TO DO |
Produce the listing below again, exactly as shown.

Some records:
::::

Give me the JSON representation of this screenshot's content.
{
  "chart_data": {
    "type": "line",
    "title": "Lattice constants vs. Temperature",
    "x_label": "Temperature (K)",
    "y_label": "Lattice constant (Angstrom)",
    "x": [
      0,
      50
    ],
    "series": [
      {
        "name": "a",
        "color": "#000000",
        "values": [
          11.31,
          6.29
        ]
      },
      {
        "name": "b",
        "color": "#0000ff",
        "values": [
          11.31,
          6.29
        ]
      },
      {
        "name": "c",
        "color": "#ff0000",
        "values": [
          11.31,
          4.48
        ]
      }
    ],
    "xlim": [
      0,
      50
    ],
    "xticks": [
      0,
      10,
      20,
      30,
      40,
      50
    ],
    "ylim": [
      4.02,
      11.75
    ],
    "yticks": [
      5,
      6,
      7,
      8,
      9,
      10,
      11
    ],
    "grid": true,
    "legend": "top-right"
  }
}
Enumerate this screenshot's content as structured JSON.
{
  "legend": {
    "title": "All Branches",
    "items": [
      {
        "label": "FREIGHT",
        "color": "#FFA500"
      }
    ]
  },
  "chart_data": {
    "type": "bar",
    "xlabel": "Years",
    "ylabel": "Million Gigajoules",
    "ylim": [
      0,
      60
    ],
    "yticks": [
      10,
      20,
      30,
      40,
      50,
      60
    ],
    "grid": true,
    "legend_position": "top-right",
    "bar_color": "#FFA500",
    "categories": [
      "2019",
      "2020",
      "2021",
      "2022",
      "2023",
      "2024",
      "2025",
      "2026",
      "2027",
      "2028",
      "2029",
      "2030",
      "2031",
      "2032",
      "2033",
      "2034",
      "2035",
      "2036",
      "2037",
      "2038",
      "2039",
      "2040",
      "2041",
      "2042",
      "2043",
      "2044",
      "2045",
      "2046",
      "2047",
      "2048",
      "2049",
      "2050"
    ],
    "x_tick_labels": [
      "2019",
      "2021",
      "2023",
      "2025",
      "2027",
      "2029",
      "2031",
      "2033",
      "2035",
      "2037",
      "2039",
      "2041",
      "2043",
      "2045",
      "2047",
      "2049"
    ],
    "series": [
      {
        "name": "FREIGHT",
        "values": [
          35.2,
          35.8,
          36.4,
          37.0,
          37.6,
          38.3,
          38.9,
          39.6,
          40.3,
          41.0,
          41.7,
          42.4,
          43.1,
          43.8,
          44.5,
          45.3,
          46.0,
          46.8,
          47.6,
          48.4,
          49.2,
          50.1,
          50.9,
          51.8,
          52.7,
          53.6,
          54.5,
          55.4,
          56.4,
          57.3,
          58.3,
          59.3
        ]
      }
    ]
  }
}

::::

RESULT |
Give me the JSON representation of this screenshot's content.
{
  "chart_data": {
    "type": "line",
    "title": "Lattice constants vs. Temperature",
    "x_label": "Temperature (K)",
    "y_label": "Lattice constant (Angstrom)",
    "x": [
      0,
      50
    ],
    "series": [
      {
        "name": "a",
        "color": "#000000",
        "values": [
          11.31,
          6.29
        ]
      },
      {
        "name": "b",
        "color": "#0000ff",
        "values": [
          11.31,
          6.29
        ]
      },
      {
        "name": "c",
        "color": "#ff0000",
        "values": [
          11.31,
          4.48
        ]
      }
    ],
    "xlim": [
      0,
      50
    ],
    "xticks": [
      0,
      10,
      20,
      30,
      40,
      50
    ],
    "ylim": [
      4.02,
      11.75
    ],
    "yticks": [
      5,
      6,
      7,
      8,
      9,
      10,
      11
    ],
    "grid": true,
    "legend": "top-right"
  }
}
Enumerate this screenshot's content as structured JSON.
{
  "legend": {
    "title": "All Branches",
    "items": [
      {
        "label": "FREIGHT",
        "color": "#FFA500"
      }
    ]
  },
  "chart_data": {
    "type": "bar",
    "xlabel": "Years",
    "ylabel": "Million Gigajoules",
    "ylim": [
      0,
      60
    ],
    "yticks": [
      10,
      20,
      30,
      40,
      50,
      60
    ],
    "grid": true,
    "legend_position": "top-right",
    "bar_color": "#FFA500",
    "categories": [
      "2019",
      "2020",
      "2021",
      "2022",
      "2023",
      "2024",
      "2025",
      "2026",
      "2027",
      "2028",
      "2029",
      "2030",
      "2031",
      "2032",
      "2033",
      "2034",
      "2035",
      "2036",
      "2037",
      "2038",
      "2039",
      "2040",
      "2041",
      "2042",
      "2043",
      "2044",
      "2045",
      "2046",
      "2047",
      "2048",
      "2049",
      "2050"
    ],
    "x_tick_labels": [
      "2019",
      "2021",
      "2023",
      "2025",
      "2027",
      "2029",
      "2031",
      "2033",
      "2035",
      "2037",
      "2039",
      "2041",
      "2043",
      "2045",
      "2047",
      "2049"
    ],
    "series": [
      {
        "name": "FREIGHT",
        "values": [
          35.2,
          35.8,
          36.4,
          37.0,
          37.6,
          38.3,
          38.9,
          39.6,
          40.3,
          41.0,
          41.7,
          42.4,
          43.1,
          43.8,
          44.5,
          45.3,
          46.0,
          46.8,
          47.6,
          48.4,
          49.2,
          50.1,
          50.9,
          51.8,
          52.7,
          53.6,
          54.5,
          55.4,
          56.4,
          57.3,
          58.3,
          59.3
        ]
      }
    ]
  }
}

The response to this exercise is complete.